==== Exercise materials
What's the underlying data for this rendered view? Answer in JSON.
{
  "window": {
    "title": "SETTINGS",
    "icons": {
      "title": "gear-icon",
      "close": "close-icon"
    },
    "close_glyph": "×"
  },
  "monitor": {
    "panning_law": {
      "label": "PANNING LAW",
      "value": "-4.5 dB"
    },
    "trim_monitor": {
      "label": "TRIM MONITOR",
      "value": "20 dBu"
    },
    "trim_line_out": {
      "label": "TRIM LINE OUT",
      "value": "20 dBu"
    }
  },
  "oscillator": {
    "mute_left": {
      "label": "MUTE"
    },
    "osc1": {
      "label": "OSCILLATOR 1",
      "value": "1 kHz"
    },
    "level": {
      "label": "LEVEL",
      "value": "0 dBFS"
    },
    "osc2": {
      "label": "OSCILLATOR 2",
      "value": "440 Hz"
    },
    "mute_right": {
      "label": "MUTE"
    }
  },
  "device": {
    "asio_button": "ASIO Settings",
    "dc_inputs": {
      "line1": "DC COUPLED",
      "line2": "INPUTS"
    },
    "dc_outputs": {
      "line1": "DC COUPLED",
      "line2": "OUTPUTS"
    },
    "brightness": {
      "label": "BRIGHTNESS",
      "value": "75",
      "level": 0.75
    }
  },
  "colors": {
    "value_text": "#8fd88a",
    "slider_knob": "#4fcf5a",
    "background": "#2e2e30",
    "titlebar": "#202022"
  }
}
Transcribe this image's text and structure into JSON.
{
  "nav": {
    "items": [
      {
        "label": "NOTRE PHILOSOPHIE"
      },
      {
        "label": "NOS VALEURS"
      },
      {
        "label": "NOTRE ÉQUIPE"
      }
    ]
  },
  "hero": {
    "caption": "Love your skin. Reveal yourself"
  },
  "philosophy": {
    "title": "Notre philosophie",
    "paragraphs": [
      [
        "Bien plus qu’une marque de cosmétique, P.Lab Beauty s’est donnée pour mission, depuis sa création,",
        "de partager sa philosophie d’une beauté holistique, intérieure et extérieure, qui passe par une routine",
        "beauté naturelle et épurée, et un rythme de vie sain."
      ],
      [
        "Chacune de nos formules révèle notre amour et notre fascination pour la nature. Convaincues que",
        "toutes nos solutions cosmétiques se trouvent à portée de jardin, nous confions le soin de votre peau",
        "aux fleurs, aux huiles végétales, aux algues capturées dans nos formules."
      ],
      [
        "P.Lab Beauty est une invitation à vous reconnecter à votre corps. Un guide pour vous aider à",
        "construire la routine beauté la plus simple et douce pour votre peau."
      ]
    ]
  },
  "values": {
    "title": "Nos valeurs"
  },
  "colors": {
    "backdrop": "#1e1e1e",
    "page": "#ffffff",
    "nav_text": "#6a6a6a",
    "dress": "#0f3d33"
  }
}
========
◆ The task ◆
Pull out all lines from the listing that contain the string "plus".

◆ Expected answer ◆
        "Bien plus qu’une marque de cosmétique, P.Lab Beauty s’est donnée pour mission, depuis sa création,",
        "construire la routine beauté la plus simple et douce pour votre peau."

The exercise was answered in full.